• **Brief**
From the records, pick out and copy each line containing "this".
━━━ Provided data
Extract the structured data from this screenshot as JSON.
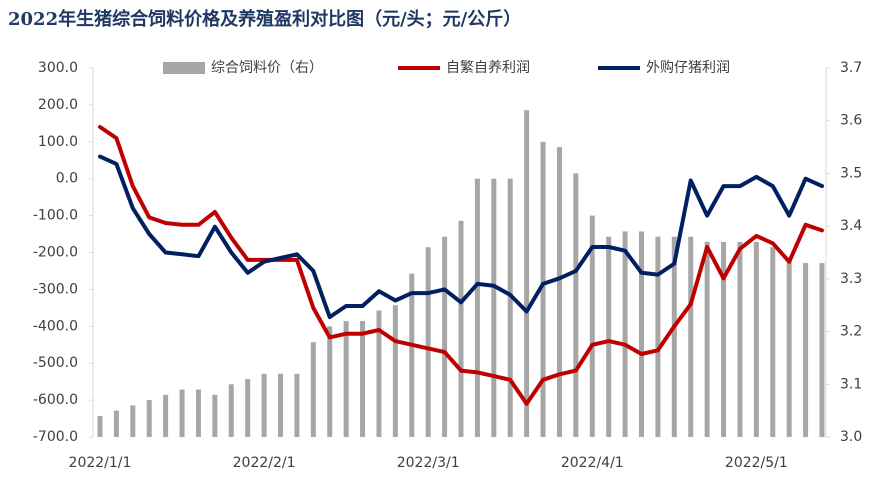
{
  "chart_data": {
    "type": "combo",
    "title": "2022年生猪综合饲料价格及养殖盈利对比图（元/头；元/公斤）",
    "categories": [
      "2022/1/1",
      null,
      null,
      null,
      null,
      null,
      null,
      null,
      null,
      null,
      "2022/2/1",
      null,
      null,
      null,
      null,
      null,
      null,
      null,
      null,
      null,
      "2022/3/1",
      null,
      null,
      null,
      null,
      null,
      null,
      null,
      null,
      null,
      "2022/4/1",
      null,
      null,
      null,
      null,
      null,
      null,
      null,
      null,
      null,
      "2022/5/1",
      null,
      null,
      null,
      null
    ],
    "series": [
      {
        "name": "综合饲料价（右）",
        "type": "bar",
        "axis": "y2",
        "color": "#a6a6a6",
        "values": [
          3.04,
          3.05,
          3.06,
          3.07,
          3.08,
          3.09,
          3.09,
          3.08,
          3.1,
          3.11,
          3.12,
          3.12,
          3.12,
          3.18,
          3.21,
          3.22,
          3.22,
          3.24,
          3.25,
          3.31,
          3.36,
          3.38,
          3.41,
          3.49,
          3.49,
          3.49,
          3.62,
          3.56,
          3.55,
          3.5,
          3.42,
          3.38,
          3.39,
          3.39,
          3.38,
          3.38,
          3.38,
          3.37,
          3.37,
          3.37,
          3.37,
          3.36,
          3.34,
          3.33,
          3.33
        ]
      },
      {
        "name": "自繁自养利润",
        "type": "line",
        "color": "#c00000",
        "values": [
          140,
          110,
          -20,
          -105,
          -120,
          -125,
          -125,
          -90,
          -160,
          -220,
          -220,
          -220,
          -220,
          -350,
          -430,
          -420,
          -420,
          -410,
          -440,
          -450,
          -460,
          -470,
          -520,
          -525,
          -535,
          -545,
          -610,
          -545,
          -530,
          -520,
          -450,
          -440,
          -450,
          -475,
          -465,
          -400,
          -340,
          -185,
          -270,
          -190,
          -155,
          -175,
          -225,
          -125,
          -140
        ]
      },
      {
        "name": "外购仔猪利润",
        "type": "line",
        "color": "#002060",
        "values": [
          60,
          40,
          -80,
          -150,
          -200,
          -205,
          -210,
          -130,
          -200,
          -255,
          -225,
          -215,
          -205,
          -250,
          -375,
          -345,
          -345,
          -305,
          -330,
          -310,
          -310,
          -300,
          -335,
          -285,
          -290,
          -315,
          -360,
          -285,
          -270,
          -250,
          -185,
          -185,
          -195,
          -255,
          -260,
          -230,
          -5,
          -100,
          -20,
          -20,
          5,
          -20,
          -100,
          0,
          -20
        ]
      }
    ],
    "ylim": [
      -700,
      300
    ],
    "yticks": [
      {
        "value": -700,
        "label": "-700.0"
      },
      {
        "value": -600,
        "label": "-600.0"
      },
      {
        "value": -500,
        "label": "-500.0"
      },
      {
        "value": -400,
        "label": "-400.0"
      },
      {
        "value": -300,
        "label": "-300.0"
      },
      {
        "value": -200,
        "label": "-200.0"
      },
      {
        "value": -100,
        "label": "-100.0"
      },
      {
        "value": 0,
        "label": "0.0"
      },
      {
        "value": 100,
        "label": "100.0"
      },
      {
        "value": 200,
        "label": "200.0"
      },
      {
        "value": 300,
        "label": "300.0"
      }
    ],
    "y2lim": [
      3.0,
      3.7
    ],
    "y2ticks": [
      {
        "value": 3,
        "label": "3.0"
      },
      3.1,
      3.2,
      3.3,
      3.4,
      3.5,
      3.6,
      3.7
    ],
    "legend": "top",
    "grid": false
  }
}
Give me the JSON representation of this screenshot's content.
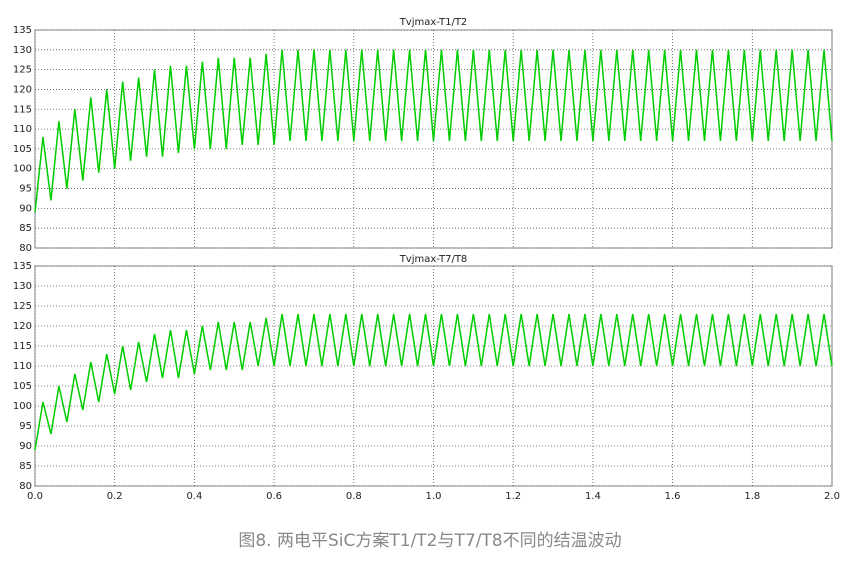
{
  "chart_data": [
    {
      "type": "line",
      "title": "Tvjmax-T1/T2",
      "color": "#00cc00",
      "grid": true,
      "show_xtick_labels": false,
      "xlim": [
        0,
        2
      ],
      "ylim": [
        80,
        135
      ],
      "xticks": [
        {
          "value": 0,
          "label": "0.0"
        },
        0.2,
        0.4,
        0.6,
        0.8,
        {
          "value": 1,
          "label": "1.0"
        },
        1.2,
        1.4,
        1.6,
        1.8,
        {
          "value": 2,
          "label": "2.0"
        }
      ],
      "yticks": [
        80,
        85,
        90,
        95,
        100,
        105,
        110,
        115,
        120,
        125,
        130,
        135
      ],
      "x": [
        0,
        0.02,
        0.04,
        0.06,
        0.08,
        0.1,
        0.12,
        0.14,
        0.16,
        0.18,
        0.2,
        0.22,
        0.24,
        0.26,
        0.28,
        0.3,
        0.32,
        0.34,
        0.36,
        0.38,
        0.4,
        0.42,
        0.44,
        0.46,
        0.48,
        0.5,
        0.52,
        0.54,
        0.56,
        0.58,
        0.6,
        0.62,
        0.64,
        0.66,
        0.68,
        0.7,
        0.72,
        0.74,
        0.76,
        0.78,
        0.8,
        0.82,
        0.84,
        0.86,
        0.88,
        0.9,
        0.92,
        0.94,
        0.96,
        0.98,
        1,
        1.02,
        1.04,
        1.06,
        1.08,
        1.1,
        1.12,
        1.14,
        1.16,
        1.18,
        1.2,
        1.22,
        1.24,
        1.26,
        1.28,
        1.3,
        1.32,
        1.34,
        1.36,
        1.38,
        1.4,
        1.42,
        1.44,
        1.46,
        1.48,
        1.5,
        1.52,
        1.54,
        1.56,
        1.58,
        1.6,
        1.62,
        1.64,
        1.66,
        1.68,
        1.7,
        1.72,
        1.74,
        1.76,
        1.78,
        1.8,
        1.82,
        1.84,
        1.86,
        1.88,
        1.9,
        1.92,
        1.94,
        1.96,
        1.98,
        2
      ],
      "values": [
        89,
        108,
        92,
        112,
        95,
        115,
        97,
        118,
        99,
        120,
        100,
        122,
        102,
        123,
        103,
        125,
        103,
        126,
        104,
        126,
        105,
        127,
        105,
        128,
        105,
        128,
        106,
        128,
        106,
        129,
        106,
        130,
        107,
        130,
        107,
        130,
        107,
        130,
        107,
        130,
        107,
        130,
        107,
        130,
        107,
        130,
        107,
        130,
        107,
        130,
        107,
        130,
        107,
        130,
        107,
        130,
        107,
        130,
        107,
        130,
        107,
        130,
        107,
        130,
        107,
        130,
        107,
        130,
        107,
        130,
        107,
        130,
        107,
        130,
        107,
        130,
        107,
        130,
        107,
        130,
        107,
        130,
        107,
        130,
        107,
        130,
        107,
        130,
        107,
        130,
        107,
        130,
        107,
        130,
        107,
        130,
        107,
        130,
        107,
        130,
        107
      ]
    },
    {
      "type": "line",
      "title": "Tvjmax-T7/T8",
      "color": "#00cc00",
      "grid": true,
      "show_xtick_labels": true,
      "xlim": [
        0,
        2
      ],
      "ylim": [
        80,
        135
      ],
      "xticks": [
        {
          "value": 0,
          "label": "0.0"
        },
        0.2,
        0.4,
        0.6,
        0.8,
        {
          "value": 1,
          "label": "1.0"
        },
        1.2,
        1.4,
        1.6,
        1.8,
        {
          "value": 2,
          "label": "2.0"
        }
      ],
      "yticks": [
        80,
        85,
        90,
        95,
        100,
        105,
        110,
        115,
        120,
        125,
        130,
        135
      ],
      "x": [
        0,
        0.02,
        0.04,
        0.06,
        0.08,
        0.1,
        0.12,
        0.14,
        0.16,
        0.18,
        0.2,
        0.22,
        0.24,
        0.26,
        0.28,
        0.3,
        0.32,
        0.34,
        0.36,
        0.38,
        0.4,
        0.42,
        0.44,
        0.46,
        0.48,
        0.5,
        0.52,
        0.54,
        0.56,
        0.58,
        0.6,
        0.62,
        0.64,
        0.66,
        0.68,
        0.7,
        0.72,
        0.74,
        0.76,
        0.78,
        0.8,
        0.82,
        0.84,
        0.86,
        0.88,
        0.9,
        0.92,
        0.94,
        0.96,
        0.98,
        1,
        1.02,
        1.04,
        1.06,
        1.08,
        1.1,
        1.12,
        1.14,
        1.16,
        1.18,
        1.2,
        1.22,
        1.24,
        1.26,
        1.28,
        1.3,
        1.32,
        1.34,
        1.36,
        1.38,
        1.4,
        1.42,
        1.44,
        1.46,
        1.48,
        1.5,
        1.52,
        1.54,
        1.56,
        1.58,
        1.6,
        1.62,
        1.64,
        1.66,
        1.68,
        1.7,
        1.72,
        1.74,
        1.76,
        1.78,
        1.8,
        1.82,
        1.84,
        1.86,
        1.88,
        1.9,
        1.92,
        1.94,
        1.96,
        1.98,
        2
      ],
      "values": [
        89,
        101,
        93,
        105,
        96,
        108,
        99,
        111,
        101,
        113,
        103,
        115,
        104,
        116,
        106,
        118,
        107,
        119,
        107,
        119,
        108,
        120,
        109,
        121,
        109,
        121,
        109,
        121,
        110,
        122,
        110,
        123,
        110,
        123,
        110,
        123,
        110,
        123,
        110,
        123,
        110,
        123,
        110,
        123,
        110,
        123,
        110,
        123,
        110,
        123,
        110,
        123,
        110,
        123,
        110,
        123,
        110,
        123,
        110,
        123,
        110,
        123,
        110,
        123,
        110,
        123,
        110,
        123,
        110,
        123,
        110,
        123,
        110,
        123,
        110,
        123,
        110,
        123,
        110,
        123,
        110,
        123,
        110,
        123,
        110,
        123,
        110,
        123,
        110,
        123,
        110,
        123,
        110,
        123,
        110,
        123,
        110,
        123,
        110,
        123,
        110
      ]
    }
  ],
  "caption": "图8. 两电平SiC方案T1/T2与T7/T8不同的结温波动"
}
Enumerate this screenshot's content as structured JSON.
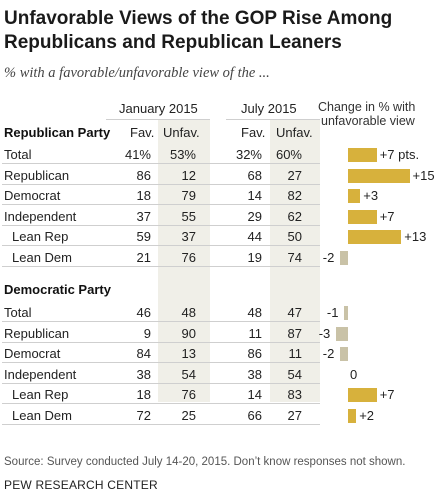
{
  "title_line1": "Unfavorable Views of the GOP Rise Among",
  "title_line2": "Republicans and Republican Leaners",
  "subtitle": "% with a favorable/unfavorable view of the ...",
  "headers": {
    "jan": "January 2015",
    "jul": "July 2015",
    "change_line1": "Change in % with",
    "change_line2": "unfavorable view",
    "fav": "Fav.",
    "unfav": "Unfav."
  },
  "colors": {
    "increase": "#d7b13c",
    "decrease": "#c9c2a7",
    "shade": "#f0efe8"
  },
  "source": "Source: Survey conducted July 14-20, 2015. Don’t know responses not shown.",
  "credit": "PEW RESEARCH CENTER",
  "chart_data": {
    "type": "table",
    "title": "Unfavorable Views of the GOP Rise Among Republicans and Republican Leaners",
    "subtitle": "% with a favorable/unfavorable view of the ...",
    "columns": [
      "Jan 2015 Fav.",
      "Jan 2015 Unfav.",
      "July 2015 Fav.",
      "July 2015 Unfav.",
      "Change in % with unfavorable view"
    ],
    "sections": [
      {
        "name": "Republican Party",
        "rows": [
          {
            "label": "Total",
            "jan_fav": "41%",
            "jan_unfav": "53%",
            "jul_fav": "32%",
            "jul_unfav": "60%",
            "change": 7,
            "change_label": "+7 pts."
          },
          {
            "label": "Republican",
            "jan_fav": "86",
            "jan_unfav": "12",
            "jul_fav": "68",
            "jul_unfav": "27",
            "change": 15,
            "change_label": "+15"
          },
          {
            "label": "Democrat",
            "jan_fav": "18",
            "jan_unfav": "79",
            "jul_fav": "14",
            "jul_unfav": "82",
            "change": 3,
            "change_label": "+3"
          },
          {
            "label": "Independent",
            "jan_fav": "37",
            "jan_unfav": "55",
            "jul_fav": "29",
            "jul_unfav": "62",
            "change": 7,
            "change_label": "+7"
          },
          {
            "label": "Lean Rep",
            "jan_fav": "59",
            "jan_unfav": "37",
            "jul_fav": "44",
            "jul_unfav": "50",
            "change": 13,
            "change_label": "+13",
            "indent": true
          },
          {
            "label": "Lean Dem",
            "jan_fav": "21",
            "jan_unfav": "76",
            "jul_fav": "19",
            "jul_unfav": "74",
            "change": -2,
            "change_label": "-2",
            "indent": true
          }
        ]
      },
      {
        "name": "Democratic Party",
        "rows": [
          {
            "label": "Total",
            "jan_fav": "46",
            "jan_unfav": "48",
            "jul_fav": "48",
            "jul_unfav": "47",
            "change": -1,
            "change_label": "-1"
          },
          {
            "label": "Republican",
            "jan_fav": "9",
            "jan_unfav": "90",
            "jul_fav": "11",
            "jul_unfav": "87",
            "change": -3,
            "change_label": "-3"
          },
          {
            "label": "Democrat",
            "jan_fav": "84",
            "jan_unfav": "13",
            "jul_fav": "86",
            "jul_unfav": "11",
            "change": -2,
            "change_label": "-2"
          },
          {
            "label": "Independent",
            "jan_fav": "38",
            "jan_unfav": "54",
            "jul_fav": "38",
            "jul_unfav": "54",
            "change": 0,
            "change_label": "0"
          },
          {
            "label": "Lean Rep",
            "jan_fav": "18",
            "jan_unfav": "76",
            "jul_fav": "14",
            "jul_unfav": "83",
            "change": 7,
            "change_label": "+7",
            "indent": true
          },
          {
            "label": "Lean Dem",
            "jan_fav": "72",
            "jan_unfav": "25",
            "jul_fav": "66",
            "jul_unfav": "27",
            "change": 2,
            "change_label": "+2",
            "indent": true
          }
        ]
      }
    ]
  }
}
━━━━━━
• **Task output**
Extract the structured data from this screenshot as JSON.
Give me the JSON representation of this screenshot's content.
Enumerate this screenshot's content as structured JSON.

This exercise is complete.